ENTRIES:

-- start --

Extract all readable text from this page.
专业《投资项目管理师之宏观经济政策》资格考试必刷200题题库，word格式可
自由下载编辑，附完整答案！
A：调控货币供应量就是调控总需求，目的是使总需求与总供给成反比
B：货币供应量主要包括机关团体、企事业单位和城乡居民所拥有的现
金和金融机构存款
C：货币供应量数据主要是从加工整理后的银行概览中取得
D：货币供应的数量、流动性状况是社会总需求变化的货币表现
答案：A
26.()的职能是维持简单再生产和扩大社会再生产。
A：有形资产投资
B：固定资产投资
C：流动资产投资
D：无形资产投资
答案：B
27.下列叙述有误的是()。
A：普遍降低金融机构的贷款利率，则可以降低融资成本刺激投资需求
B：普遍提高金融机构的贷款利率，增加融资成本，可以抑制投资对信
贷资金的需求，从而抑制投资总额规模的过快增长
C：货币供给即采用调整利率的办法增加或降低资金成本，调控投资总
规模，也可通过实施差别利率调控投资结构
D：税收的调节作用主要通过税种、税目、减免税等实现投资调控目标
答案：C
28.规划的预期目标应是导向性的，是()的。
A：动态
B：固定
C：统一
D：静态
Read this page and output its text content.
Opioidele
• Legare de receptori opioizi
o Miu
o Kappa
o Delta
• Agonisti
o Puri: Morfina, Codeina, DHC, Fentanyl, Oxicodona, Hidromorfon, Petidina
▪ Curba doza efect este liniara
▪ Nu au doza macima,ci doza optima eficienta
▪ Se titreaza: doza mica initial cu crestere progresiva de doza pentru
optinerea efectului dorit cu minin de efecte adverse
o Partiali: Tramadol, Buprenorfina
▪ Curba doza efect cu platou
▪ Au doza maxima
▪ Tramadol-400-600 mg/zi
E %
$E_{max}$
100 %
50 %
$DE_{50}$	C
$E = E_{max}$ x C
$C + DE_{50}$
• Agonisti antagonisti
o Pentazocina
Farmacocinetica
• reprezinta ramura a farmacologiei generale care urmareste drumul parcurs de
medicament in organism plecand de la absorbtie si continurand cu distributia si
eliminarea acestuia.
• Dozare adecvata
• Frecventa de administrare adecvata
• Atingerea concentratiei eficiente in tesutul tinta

-- end --

YOUR INSTRUCTIONS:
Using the records above, say how many lines include the string "adecvata". Only the number is wanted.

REPLY TO THE EXERCISE:
2